Exercise objective: Please retype the records below exactly, leaving out any pictures.

Dataset rows:
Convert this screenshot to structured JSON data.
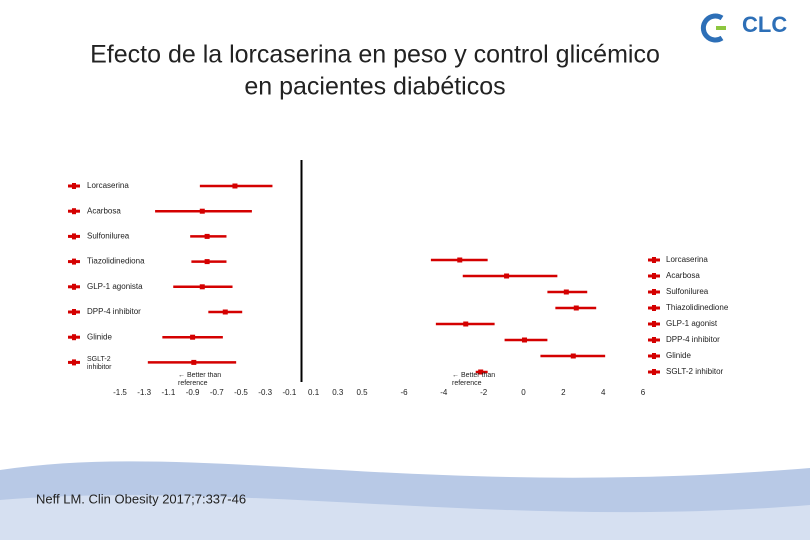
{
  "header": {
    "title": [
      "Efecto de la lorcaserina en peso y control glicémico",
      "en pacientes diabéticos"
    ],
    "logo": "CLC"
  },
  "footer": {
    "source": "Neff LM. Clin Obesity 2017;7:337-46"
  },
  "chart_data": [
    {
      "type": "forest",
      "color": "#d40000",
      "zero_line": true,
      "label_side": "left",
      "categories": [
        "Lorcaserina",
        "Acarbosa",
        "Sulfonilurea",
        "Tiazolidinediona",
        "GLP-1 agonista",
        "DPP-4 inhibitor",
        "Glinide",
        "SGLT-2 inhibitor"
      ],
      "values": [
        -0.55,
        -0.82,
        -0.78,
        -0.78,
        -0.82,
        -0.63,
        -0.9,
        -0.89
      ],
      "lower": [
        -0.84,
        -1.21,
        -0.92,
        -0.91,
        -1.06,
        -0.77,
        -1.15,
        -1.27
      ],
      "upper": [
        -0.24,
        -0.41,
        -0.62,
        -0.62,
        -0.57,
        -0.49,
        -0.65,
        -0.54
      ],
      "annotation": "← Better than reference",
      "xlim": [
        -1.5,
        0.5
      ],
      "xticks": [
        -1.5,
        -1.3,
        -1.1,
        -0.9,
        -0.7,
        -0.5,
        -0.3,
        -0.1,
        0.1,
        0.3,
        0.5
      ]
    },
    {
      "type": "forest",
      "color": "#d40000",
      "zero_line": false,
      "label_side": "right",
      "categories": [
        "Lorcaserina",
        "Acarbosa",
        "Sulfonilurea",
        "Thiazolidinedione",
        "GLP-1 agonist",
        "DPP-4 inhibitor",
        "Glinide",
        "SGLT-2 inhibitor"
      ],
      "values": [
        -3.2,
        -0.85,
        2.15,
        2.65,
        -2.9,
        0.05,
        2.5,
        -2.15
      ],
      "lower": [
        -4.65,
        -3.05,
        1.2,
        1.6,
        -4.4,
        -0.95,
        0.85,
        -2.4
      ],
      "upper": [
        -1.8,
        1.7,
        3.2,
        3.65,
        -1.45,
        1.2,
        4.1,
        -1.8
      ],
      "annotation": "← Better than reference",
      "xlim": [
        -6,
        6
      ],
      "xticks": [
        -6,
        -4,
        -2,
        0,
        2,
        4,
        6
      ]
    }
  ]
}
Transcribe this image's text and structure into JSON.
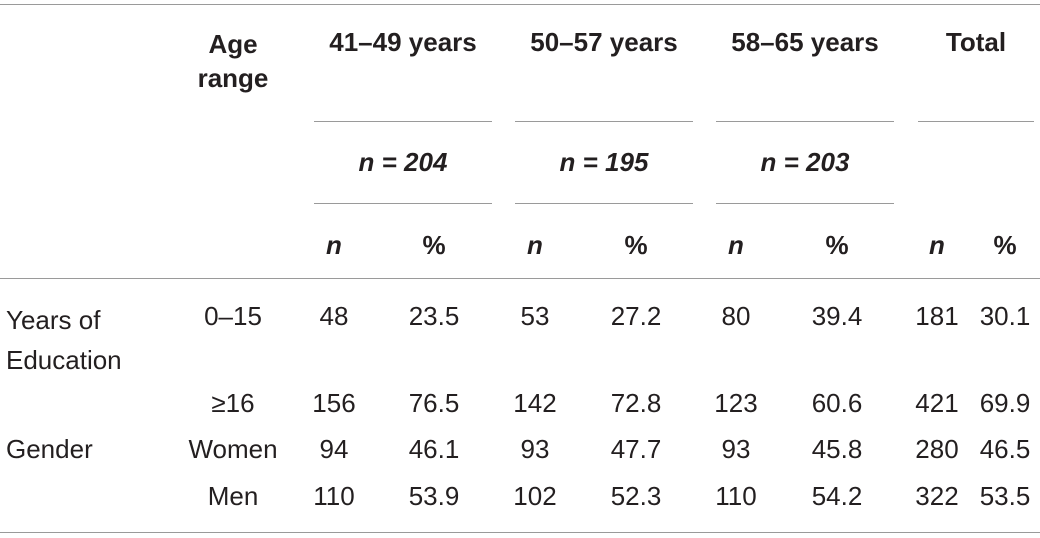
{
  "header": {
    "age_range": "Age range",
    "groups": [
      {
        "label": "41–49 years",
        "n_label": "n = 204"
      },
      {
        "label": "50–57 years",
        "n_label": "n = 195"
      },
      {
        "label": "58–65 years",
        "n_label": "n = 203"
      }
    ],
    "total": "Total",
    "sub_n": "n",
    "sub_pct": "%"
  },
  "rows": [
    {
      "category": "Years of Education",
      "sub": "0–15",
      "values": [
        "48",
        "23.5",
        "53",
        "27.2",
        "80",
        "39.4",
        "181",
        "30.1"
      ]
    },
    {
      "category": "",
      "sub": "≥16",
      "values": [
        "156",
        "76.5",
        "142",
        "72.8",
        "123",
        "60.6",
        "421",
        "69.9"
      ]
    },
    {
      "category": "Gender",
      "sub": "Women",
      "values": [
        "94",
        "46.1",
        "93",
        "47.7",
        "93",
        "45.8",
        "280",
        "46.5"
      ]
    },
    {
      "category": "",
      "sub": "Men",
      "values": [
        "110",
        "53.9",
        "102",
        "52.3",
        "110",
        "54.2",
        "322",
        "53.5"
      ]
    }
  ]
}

Solution to this task:
Convert this screenshot to structured JSON data.
{
  "header": {
    "title": [
      "Efecto de la lorcaserina en peso y control glicémico",
      "en pacientes diabéticos"
    ],
    "logo": "CLC"
  },
  "footer": {
    "source": "Neff LM. Clin Obesity 2017;7:337-46"
  },
  "chart_data": [
    {
      "type": "forest",
      "color": "#d40000",
      "zero_line": true,
      "label_side": "left",
      "categories": [
        "Lorcaserina",
        "Acarbosa",
        "Sulfonilurea",
        "Tiazolidinediona",
        "GLP-1 agonista",
        "DPP-4 inhibitor",
        "Glinide",
        "SGLT-2 inhibitor"
      ],
      "values": [
        -0.55,
        -0.82,
        -0.78,
        -0.78,
        -0.82,
        -0.63,
        -0.9,
        -0.89
      ],
      "lower": [
        -0.84,
        -1.21,
        -0.92,
        -0.91,
        -1.06,
        -0.77,
        -1.15,
        -1.27
      ],
      "upper": [
        -0.24,
        -0.41,
        -0.62,
        -0.62,
        -0.57,
        -0.49,
        -0.65,
        -0.54
      ],
      "annotation": "← Better than reference",
      "xlim": [
        -1.5,
        0.5
      ],
      "xticks": [
        -1.5,
        -1.3,
        -1.1,
        -0.9,
        -0.7,
        -0.5,
        -0.3,
        -0.1,
        0.1,
        0.3,
        0.5
      ]
    },
    {
      "type": "forest",
      "color": "#d40000",
      "zero_line": false,
      "label_side": "right",
      "categories": [
        "Lorcaserina",
        "Acarbosa",
        "Sulfonilurea",
        "Thiazolidinedione",
        "GLP-1 agonist",
        "DPP-4 inhibitor",
        "Glinide",
        "SGLT-2 inhibitor"
      ],
      "values": [
        -3.2,
        -0.85,
        2.15,
        2.65,
        -2.9,
        0.05,
        2.5,
        -2.15
      ],
      "lower": [
        -4.65,
        -3.05,
        1.2,
        1.6,
        -4.4,
        -0.95,
        0.85,
        -2.4
      ],
      "upper": [
        -1.8,
        1.7,
        3.2,
        3.65,
        -1.45,
        1.2,
        4.1,
        -1.8
      ],
      "annotation": "← Better than reference",
      "xlim": [
        -6,
        6
      ],
      "xticks": [
        -6,
        -4,
        -2,
        0,
        2,
        4,
        6
      ]
    }
  ]
}
Transcribe this image's text and structure into JSON.
{
  "header": {
    "age_range": "Age range",
    "groups": [
      {
        "label": "41–49 years",
        "n_label": "n = 204"
      },
      {
        "label": "50–57 years",
        "n_label": "n = 195"
      },
      {
        "label": "58–65 years",
        "n_label": "n = 203"
      }
    ],
    "total": "Total",
    "sub_n": "n",
    "sub_pct": "%"
  },
  "rows": [
    {
      "category": "Years of Education",
      "sub": "0–15",
      "values": [
        "48",
        "23.5",
        "53",
        "27.2",
        "80",
        "39.4",
        "181",
        "30.1"
      ]
    },
    {
      "category": "",
      "sub": "≥16",
      "values": [
        "156",
        "76.5",
        "142",
        "72.8",
        "123",
        "60.6",
        "421",
        "69.9"
      ]
    },
    {
      "category": "Gender",
      "sub": "Women",
      "values": [
        "94",
        "46.1",
        "93",
        "47.7",
        "93",
        "45.8",
        "280",
        "46.5"
      ]
    },
    {
      "category": "",
      "sub": "Men",
      "values": [
        "110",
        "53.9",
        "102",
        "52.3",
        "110",
        "54.2",
        "322",
        "53.5"
      ]
    }
  ]
}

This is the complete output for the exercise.